WHAT IS BEING ASKED: State how many lines hold the string "title". Give the number and nothing else.

[Stored data entries]
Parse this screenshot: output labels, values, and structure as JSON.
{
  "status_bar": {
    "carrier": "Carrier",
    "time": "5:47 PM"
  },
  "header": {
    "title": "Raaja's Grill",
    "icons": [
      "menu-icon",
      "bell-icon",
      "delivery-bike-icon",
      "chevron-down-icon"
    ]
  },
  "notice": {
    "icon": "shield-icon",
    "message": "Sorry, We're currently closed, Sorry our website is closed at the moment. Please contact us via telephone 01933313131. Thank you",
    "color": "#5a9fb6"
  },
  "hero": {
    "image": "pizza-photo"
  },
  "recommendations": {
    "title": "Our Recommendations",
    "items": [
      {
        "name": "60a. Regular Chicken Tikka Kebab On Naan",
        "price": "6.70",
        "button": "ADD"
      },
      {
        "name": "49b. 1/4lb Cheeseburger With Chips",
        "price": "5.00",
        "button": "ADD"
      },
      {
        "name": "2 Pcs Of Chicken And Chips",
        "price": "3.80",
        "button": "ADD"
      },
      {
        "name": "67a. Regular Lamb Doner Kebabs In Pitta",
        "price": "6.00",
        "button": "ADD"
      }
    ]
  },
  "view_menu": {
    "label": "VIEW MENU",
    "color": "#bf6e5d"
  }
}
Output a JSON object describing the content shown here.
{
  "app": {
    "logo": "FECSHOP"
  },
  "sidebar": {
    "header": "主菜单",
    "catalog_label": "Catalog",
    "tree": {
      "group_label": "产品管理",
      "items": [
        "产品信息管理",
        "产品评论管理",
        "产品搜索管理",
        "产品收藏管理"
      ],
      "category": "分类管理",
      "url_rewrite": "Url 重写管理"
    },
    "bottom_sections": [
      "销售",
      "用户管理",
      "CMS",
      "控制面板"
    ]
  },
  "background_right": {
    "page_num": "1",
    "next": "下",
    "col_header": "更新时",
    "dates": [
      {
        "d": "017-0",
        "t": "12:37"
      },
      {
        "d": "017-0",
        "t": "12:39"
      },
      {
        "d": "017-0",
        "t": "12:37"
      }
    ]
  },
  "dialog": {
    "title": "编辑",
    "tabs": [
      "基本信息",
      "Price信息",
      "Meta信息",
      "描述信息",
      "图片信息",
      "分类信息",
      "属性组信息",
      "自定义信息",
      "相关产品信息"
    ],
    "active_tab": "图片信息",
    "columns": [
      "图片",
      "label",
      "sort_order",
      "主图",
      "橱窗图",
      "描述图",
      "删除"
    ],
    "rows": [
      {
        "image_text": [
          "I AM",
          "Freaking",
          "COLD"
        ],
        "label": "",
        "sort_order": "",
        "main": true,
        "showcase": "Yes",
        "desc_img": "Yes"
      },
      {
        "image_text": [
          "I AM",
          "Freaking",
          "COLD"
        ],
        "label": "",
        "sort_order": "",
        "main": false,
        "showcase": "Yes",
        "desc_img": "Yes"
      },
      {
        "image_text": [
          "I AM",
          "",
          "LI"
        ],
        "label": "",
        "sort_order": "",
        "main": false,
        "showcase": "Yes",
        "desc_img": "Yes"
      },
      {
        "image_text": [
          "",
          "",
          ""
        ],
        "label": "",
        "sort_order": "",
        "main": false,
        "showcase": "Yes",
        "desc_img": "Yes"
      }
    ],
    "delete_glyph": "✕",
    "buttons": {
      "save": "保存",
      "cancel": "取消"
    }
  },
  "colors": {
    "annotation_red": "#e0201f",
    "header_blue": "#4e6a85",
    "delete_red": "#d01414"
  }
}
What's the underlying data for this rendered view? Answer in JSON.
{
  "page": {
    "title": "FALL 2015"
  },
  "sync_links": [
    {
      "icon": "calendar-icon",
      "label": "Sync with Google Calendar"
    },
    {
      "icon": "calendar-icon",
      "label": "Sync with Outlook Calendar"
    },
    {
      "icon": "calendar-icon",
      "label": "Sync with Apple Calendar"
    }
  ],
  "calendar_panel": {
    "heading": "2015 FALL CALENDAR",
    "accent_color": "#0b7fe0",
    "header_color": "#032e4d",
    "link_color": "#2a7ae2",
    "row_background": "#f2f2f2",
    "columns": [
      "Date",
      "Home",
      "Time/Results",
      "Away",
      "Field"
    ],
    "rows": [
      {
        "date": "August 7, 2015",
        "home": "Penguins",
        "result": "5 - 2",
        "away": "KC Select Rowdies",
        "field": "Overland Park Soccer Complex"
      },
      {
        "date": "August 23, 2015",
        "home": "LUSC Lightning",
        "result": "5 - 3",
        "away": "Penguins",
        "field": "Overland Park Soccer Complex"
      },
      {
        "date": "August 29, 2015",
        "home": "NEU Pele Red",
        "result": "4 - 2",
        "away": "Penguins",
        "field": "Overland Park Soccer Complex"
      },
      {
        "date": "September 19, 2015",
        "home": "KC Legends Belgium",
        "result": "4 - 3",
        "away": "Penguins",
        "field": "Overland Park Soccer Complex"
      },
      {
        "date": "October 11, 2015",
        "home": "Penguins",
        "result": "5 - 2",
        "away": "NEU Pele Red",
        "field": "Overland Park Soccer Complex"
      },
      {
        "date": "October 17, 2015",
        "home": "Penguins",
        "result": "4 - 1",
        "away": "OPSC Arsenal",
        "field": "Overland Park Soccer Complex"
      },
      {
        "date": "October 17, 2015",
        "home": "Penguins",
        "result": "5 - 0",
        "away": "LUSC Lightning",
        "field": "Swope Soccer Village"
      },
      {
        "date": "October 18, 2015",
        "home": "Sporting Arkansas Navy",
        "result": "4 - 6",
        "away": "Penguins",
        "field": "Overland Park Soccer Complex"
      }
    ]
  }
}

RESPONSE: 4